■ **Extracted records**:

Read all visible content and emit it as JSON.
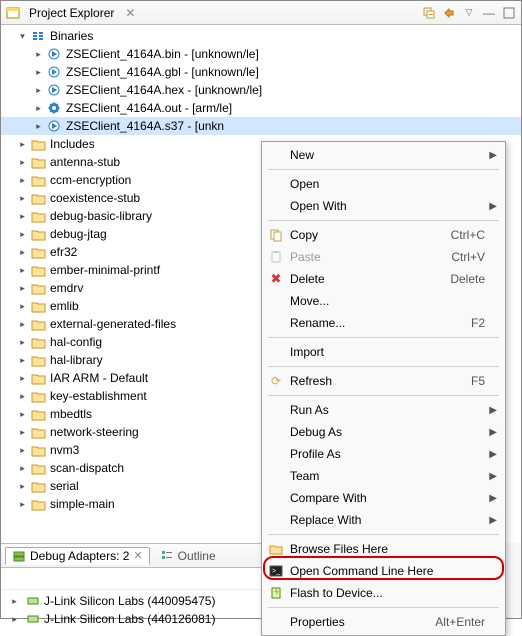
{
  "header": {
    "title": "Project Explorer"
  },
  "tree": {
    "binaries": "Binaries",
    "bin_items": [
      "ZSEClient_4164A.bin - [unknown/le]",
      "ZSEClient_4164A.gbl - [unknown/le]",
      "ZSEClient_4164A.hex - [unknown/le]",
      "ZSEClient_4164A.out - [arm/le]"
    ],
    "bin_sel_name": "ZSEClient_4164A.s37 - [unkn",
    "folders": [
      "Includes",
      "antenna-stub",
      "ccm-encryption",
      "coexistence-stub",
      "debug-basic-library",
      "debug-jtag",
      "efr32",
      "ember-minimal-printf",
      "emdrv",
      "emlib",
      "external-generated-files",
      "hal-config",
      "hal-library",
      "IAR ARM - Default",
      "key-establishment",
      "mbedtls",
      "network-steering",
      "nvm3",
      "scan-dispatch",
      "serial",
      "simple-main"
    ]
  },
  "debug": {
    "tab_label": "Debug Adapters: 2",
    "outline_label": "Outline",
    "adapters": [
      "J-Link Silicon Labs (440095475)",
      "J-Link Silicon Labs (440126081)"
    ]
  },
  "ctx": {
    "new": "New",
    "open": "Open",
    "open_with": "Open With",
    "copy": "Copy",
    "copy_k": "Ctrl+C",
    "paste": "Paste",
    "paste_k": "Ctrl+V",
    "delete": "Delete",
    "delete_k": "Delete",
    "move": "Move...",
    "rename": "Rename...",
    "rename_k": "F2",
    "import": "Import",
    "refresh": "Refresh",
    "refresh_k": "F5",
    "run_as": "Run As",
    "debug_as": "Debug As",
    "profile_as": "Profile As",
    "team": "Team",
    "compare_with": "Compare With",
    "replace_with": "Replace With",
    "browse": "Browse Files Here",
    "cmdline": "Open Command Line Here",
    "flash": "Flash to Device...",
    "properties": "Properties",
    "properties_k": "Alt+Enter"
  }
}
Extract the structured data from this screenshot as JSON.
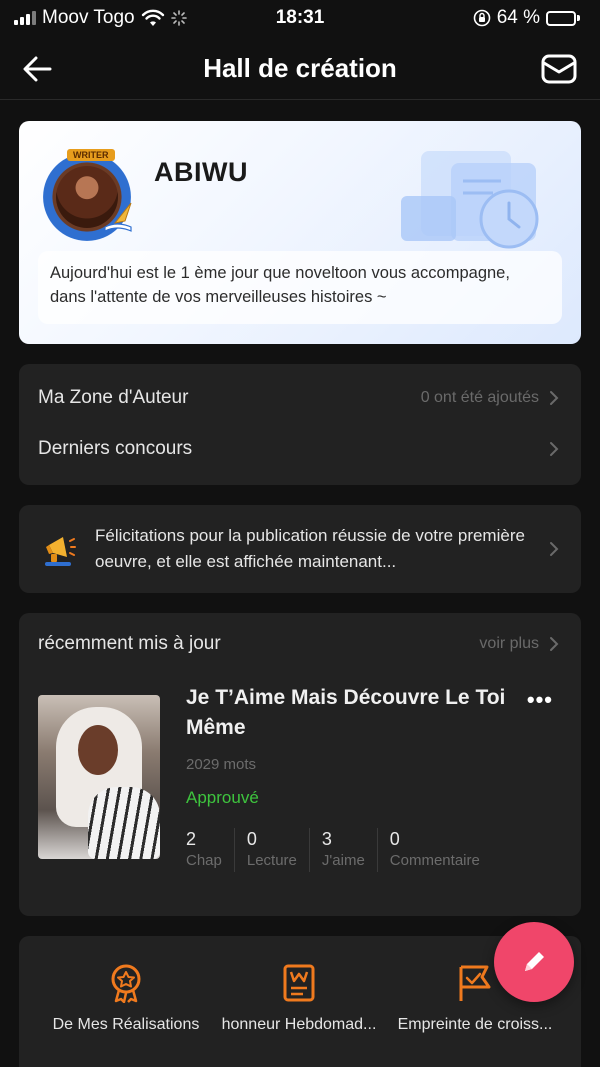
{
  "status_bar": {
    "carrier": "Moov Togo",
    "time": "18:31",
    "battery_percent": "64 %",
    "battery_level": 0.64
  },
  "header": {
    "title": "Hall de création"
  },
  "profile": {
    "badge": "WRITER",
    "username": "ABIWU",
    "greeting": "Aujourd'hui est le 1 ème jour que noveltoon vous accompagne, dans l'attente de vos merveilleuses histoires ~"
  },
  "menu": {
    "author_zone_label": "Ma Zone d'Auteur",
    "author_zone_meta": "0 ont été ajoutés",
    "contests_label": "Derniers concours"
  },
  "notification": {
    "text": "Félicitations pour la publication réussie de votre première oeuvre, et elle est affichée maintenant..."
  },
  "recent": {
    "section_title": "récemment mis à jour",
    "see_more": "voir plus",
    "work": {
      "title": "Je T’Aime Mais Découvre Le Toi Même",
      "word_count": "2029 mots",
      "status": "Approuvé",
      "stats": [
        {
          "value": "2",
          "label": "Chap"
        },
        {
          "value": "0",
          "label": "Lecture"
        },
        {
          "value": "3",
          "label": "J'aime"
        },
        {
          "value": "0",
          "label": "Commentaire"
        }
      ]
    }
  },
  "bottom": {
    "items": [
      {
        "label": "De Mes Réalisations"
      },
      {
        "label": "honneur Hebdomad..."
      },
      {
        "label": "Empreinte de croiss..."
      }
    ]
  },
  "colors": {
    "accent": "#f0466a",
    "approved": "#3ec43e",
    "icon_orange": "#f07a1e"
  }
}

■ **WORK TO DO**: Write out the entries above word for word. Do not include the pictures.

■ **EXERCISE ANSWER**:
Read all visible content and emit it as JSON.
{
  "header": {
    "title": "Project Explorer"
  },
  "tree": {
    "binaries": "Binaries",
    "bin_items": [
      "ZSEClient_4164A.bin - [unknown/le]",
      "ZSEClient_4164A.gbl - [unknown/le]",
      "ZSEClient_4164A.hex - [unknown/le]",
      "ZSEClient_4164A.out - [arm/le]"
    ],
    "bin_sel_name": "ZSEClient_4164A.s37 - [unkn",
    "folders": [
      "Includes",
      "antenna-stub",
      "ccm-encryption",
      "coexistence-stub",
      "debug-basic-library",
      "debug-jtag",
      "efr32",
      "ember-minimal-printf",
      "emdrv",
      "emlib",
      "external-generated-files",
      "hal-config",
      "hal-library",
      "IAR ARM - Default",
      "key-establishment",
      "mbedtls",
      "network-steering",
      "nvm3",
      "scan-dispatch",
      "serial",
      "simple-main"
    ]
  },
  "debug": {
    "tab_label": "Debug Adapters: 2",
    "outline_label": "Outline",
    "adapters": [
      "J-Link Silicon Labs (440095475)",
      "J-Link Silicon Labs (440126081)"
    ]
  },
  "ctx": {
    "new": "New",
    "open": "Open",
    "open_with": "Open With",
    "copy": "Copy",
    "copy_k": "Ctrl+C",
    "paste": "Paste",
    "paste_k": "Ctrl+V",
    "delete": "Delete",
    "delete_k": "Delete",
    "move": "Move...",
    "rename": "Rename...",
    "rename_k": "F2",
    "import": "Import",
    "refresh": "Refresh",
    "refresh_k": "F5",
    "run_as": "Run As",
    "debug_as": "Debug As",
    "profile_as": "Profile As",
    "team": "Team",
    "compare_with": "Compare With",
    "replace_with": "Replace With",
    "browse": "Browse Files Here",
    "cmdline": "Open Command Line Here",
    "flash": "Flash to Device...",
    "properties": "Properties",
    "properties_k": "Alt+Enter"
  }
}
Extract the structured data from this screenshot as JSON.
{
  "status_bar": {
    "carrier": "Moov Togo",
    "time": "18:31",
    "battery_percent": "64 %",
    "battery_level": 0.64
  },
  "header": {
    "title": "Hall de création"
  },
  "profile": {
    "badge": "WRITER",
    "username": "ABIWU",
    "greeting": "Aujourd'hui est le 1 ème jour que noveltoon vous accompagne, dans l'attente de vos merveilleuses histoires ~"
  },
  "menu": {
    "author_zone_label": "Ma Zone d'Auteur",
    "author_zone_meta": "0 ont été ajoutés",
    "contests_label": "Derniers concours"
  },
  "notification": {
    "text": "Félicitations pour la publication réussie de votre première oeuvre, et elle est affichée maintenant..."
  },
  "recent": {
    "section_title": "récemment mis à jour",
    "see_more": "voir plus",
    "work": {
      "title": "Je T’Aime Mais Découvre Le Toi Même",
      "word_count": "2029 mots",
      "status": "Approuvé",
      "stats": [
        {
          "value": "2",
          "label": "Chap"
        },
        {
          "value": "0",
          "label": "Lecture"
        },
        {
          "value": "3",
          "label": "J'aime"
        },
        {
          "value": "0",
          "label": "Commentaire"
        }
      ]
    }
  },
  "bottom": {
    "items": [
      {
        "label": "De Mes Réalisations"
      },
      {
        "label": "honneur Hebdomad..."
      },
      {
        "label": "Empreinte de croiss..."
      }
    ]
  },
  "colors": {
    "accent": "#f0466a",
    "approved": "#3ec43e",
    "icon_orange": "#f07a1e"
  }
}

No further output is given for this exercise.